Which lines in the records below contain the word "Precipitation"? Copy each one out.

----- RECORDS FOR THE TASK -----

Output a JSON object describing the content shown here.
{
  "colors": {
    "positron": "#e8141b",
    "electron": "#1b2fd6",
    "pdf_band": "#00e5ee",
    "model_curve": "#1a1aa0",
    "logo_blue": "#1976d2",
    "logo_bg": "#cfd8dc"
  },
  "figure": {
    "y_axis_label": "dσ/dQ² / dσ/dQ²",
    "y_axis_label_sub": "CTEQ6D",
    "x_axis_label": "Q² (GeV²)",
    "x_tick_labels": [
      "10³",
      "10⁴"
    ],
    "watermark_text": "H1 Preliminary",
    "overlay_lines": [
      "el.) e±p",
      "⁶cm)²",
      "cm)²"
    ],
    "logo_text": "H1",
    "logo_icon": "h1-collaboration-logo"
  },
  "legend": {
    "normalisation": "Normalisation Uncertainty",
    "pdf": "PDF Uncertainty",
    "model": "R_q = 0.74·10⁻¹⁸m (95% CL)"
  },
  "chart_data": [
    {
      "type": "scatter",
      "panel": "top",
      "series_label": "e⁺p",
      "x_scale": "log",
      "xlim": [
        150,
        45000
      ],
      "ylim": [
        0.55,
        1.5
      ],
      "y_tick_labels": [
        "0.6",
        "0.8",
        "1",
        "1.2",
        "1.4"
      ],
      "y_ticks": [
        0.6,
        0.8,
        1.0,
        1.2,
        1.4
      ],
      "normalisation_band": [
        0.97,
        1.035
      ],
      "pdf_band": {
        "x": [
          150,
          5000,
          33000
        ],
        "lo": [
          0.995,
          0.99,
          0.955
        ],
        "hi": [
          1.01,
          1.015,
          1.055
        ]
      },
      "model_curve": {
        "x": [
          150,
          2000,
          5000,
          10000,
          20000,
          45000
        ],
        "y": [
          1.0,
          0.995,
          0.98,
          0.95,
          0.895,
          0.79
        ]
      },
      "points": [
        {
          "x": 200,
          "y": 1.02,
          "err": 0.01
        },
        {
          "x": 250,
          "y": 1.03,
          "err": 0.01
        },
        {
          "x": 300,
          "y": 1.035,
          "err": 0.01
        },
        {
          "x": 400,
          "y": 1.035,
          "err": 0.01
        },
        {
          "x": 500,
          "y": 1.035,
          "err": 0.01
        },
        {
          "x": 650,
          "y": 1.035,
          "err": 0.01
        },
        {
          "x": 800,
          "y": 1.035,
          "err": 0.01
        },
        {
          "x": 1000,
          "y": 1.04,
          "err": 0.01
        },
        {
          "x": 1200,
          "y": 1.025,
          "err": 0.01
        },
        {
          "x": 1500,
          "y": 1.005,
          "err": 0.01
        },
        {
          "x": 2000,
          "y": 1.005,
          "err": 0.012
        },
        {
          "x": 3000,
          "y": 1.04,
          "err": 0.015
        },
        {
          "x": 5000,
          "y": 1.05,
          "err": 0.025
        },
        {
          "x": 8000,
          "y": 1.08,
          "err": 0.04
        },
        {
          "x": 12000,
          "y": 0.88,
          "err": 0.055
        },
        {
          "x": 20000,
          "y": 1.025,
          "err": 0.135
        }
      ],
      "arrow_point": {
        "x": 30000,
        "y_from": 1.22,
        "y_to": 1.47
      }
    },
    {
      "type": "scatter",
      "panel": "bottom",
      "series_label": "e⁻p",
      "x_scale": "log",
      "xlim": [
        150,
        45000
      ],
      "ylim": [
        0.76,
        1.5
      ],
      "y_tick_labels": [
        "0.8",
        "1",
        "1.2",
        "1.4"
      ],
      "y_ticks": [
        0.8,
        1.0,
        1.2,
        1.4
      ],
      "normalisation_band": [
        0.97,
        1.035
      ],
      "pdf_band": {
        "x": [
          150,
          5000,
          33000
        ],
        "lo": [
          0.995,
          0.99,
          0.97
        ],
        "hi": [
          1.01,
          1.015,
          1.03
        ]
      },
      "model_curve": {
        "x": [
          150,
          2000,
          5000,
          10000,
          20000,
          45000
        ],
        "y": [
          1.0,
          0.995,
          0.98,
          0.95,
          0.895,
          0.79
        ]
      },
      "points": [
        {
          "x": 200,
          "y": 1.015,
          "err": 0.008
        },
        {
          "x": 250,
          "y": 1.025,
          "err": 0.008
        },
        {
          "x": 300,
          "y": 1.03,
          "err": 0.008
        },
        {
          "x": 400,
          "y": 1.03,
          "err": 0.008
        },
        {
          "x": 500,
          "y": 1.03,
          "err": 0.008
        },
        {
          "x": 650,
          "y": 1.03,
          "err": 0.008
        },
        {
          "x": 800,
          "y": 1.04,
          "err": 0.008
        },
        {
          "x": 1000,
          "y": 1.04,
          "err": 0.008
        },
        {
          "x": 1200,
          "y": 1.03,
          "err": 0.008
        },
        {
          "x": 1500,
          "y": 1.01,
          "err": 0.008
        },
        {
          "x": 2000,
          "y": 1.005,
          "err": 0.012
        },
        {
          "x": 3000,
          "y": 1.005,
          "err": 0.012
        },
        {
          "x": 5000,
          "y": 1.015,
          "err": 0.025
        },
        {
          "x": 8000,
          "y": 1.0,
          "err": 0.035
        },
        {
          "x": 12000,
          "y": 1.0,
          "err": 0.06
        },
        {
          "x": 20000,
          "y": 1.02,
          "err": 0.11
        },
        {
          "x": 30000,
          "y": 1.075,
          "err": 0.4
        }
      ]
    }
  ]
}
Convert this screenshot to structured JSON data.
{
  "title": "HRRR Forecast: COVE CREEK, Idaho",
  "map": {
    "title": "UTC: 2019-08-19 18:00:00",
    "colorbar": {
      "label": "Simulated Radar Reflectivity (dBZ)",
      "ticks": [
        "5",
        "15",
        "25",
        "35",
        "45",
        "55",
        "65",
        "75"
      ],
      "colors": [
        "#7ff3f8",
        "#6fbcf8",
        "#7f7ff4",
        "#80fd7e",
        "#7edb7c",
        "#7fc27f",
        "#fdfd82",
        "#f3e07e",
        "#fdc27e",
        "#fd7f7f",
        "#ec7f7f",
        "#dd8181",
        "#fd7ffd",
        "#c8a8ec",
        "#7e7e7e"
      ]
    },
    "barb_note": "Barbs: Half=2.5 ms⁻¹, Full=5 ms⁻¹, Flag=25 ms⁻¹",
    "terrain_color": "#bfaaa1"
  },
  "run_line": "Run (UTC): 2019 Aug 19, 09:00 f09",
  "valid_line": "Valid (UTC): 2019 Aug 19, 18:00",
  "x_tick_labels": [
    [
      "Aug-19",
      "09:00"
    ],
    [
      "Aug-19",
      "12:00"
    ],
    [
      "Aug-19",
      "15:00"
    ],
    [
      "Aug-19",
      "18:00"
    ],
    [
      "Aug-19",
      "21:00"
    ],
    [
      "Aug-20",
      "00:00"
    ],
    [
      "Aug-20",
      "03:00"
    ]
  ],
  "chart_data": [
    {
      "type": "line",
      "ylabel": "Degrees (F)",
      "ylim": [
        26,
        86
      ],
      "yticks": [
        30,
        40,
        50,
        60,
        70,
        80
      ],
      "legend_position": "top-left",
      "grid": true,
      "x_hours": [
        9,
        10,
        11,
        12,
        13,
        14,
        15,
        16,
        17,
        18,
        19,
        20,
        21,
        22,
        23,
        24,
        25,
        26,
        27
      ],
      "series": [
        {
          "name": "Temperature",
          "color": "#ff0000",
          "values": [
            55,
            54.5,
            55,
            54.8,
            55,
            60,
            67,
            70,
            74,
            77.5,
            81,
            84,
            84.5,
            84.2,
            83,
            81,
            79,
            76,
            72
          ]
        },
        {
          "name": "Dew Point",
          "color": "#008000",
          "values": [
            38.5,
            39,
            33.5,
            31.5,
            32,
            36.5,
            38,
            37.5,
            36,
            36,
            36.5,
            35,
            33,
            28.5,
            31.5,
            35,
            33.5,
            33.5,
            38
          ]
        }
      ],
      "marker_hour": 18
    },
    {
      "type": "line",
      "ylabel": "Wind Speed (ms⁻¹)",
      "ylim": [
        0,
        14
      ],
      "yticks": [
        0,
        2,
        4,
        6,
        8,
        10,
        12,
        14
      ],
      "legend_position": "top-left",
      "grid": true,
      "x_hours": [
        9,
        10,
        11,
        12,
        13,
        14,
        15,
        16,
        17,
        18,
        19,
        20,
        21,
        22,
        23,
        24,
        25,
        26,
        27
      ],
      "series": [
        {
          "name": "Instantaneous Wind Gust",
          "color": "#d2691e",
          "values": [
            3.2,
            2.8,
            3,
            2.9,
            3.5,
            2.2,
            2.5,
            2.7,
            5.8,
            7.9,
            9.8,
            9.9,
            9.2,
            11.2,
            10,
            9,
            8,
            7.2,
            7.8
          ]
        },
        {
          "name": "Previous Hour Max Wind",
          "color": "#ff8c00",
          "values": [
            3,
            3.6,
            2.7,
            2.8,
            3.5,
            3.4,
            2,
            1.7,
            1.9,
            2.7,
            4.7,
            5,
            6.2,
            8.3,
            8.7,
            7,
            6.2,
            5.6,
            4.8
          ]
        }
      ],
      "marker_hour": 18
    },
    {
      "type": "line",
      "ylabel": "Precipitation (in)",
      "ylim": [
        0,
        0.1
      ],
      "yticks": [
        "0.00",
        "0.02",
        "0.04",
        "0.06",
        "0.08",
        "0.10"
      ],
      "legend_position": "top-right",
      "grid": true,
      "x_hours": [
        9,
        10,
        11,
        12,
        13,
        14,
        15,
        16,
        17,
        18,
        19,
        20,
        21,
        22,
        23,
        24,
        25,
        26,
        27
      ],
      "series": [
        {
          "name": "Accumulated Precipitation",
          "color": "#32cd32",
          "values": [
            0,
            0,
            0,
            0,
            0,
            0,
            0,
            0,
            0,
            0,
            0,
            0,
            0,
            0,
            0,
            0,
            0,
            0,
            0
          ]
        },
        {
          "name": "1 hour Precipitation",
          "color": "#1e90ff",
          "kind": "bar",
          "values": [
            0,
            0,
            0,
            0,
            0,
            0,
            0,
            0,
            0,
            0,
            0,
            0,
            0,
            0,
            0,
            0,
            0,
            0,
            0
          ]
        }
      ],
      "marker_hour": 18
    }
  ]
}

-----

* WRITTEN REPLY:
      "ylabel": "Precipitation (in)",
          "name": "Accumulated Precipitation",
          "name": "1 hour Precipitation",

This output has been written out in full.